GOAL » Pull every line containing "批准借款方" out of the material below.

## Start DATASET EXTRACT

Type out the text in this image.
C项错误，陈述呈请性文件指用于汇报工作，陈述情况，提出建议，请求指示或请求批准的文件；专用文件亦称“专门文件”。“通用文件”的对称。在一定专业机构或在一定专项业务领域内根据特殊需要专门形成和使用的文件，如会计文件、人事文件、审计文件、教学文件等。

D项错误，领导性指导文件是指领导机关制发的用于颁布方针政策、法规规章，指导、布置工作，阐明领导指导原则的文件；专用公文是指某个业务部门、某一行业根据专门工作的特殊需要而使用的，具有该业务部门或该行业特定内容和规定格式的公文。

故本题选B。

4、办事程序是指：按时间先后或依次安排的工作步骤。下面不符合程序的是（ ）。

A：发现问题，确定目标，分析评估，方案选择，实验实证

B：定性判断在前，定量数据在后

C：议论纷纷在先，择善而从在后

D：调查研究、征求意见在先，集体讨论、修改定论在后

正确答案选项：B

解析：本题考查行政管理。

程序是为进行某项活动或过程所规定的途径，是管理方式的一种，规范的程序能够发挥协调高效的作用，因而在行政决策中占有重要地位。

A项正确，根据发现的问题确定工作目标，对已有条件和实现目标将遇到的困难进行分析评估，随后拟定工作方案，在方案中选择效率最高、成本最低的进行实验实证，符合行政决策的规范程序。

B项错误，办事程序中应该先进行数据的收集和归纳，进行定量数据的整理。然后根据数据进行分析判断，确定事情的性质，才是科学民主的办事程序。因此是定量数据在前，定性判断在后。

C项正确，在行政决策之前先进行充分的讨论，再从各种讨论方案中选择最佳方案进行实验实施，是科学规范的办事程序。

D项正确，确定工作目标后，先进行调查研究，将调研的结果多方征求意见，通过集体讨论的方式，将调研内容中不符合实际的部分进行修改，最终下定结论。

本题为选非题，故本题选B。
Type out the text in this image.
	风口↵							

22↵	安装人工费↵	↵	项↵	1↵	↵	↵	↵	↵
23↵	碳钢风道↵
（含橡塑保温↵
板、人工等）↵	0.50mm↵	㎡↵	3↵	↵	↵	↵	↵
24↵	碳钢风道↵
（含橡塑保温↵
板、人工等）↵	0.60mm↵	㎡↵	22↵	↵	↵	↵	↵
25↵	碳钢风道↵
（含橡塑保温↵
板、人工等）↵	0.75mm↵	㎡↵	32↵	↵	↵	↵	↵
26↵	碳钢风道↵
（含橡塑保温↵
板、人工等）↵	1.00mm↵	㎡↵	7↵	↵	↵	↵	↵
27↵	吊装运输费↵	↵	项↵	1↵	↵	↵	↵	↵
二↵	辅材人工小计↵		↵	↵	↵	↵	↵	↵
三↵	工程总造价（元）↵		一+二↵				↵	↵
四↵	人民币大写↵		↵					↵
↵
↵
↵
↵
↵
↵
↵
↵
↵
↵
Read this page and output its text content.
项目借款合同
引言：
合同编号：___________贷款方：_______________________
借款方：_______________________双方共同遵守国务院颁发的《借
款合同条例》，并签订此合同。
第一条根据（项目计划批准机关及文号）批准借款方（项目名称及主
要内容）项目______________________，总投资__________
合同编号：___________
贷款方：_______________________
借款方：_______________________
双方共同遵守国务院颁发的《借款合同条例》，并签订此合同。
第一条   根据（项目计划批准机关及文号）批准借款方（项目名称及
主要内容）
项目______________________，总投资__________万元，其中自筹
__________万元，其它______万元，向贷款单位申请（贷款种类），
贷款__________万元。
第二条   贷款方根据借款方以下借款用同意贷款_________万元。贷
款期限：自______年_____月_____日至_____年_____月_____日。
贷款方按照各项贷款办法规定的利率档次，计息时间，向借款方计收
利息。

## End DATASET EXTRACT

EXERCISE ANSWER »
第一条根据（项目计划批准机关及文号）批准借款方（项目名称及主
第一条   根据（项目计划批准机关及文号）批准借款方（项目名称及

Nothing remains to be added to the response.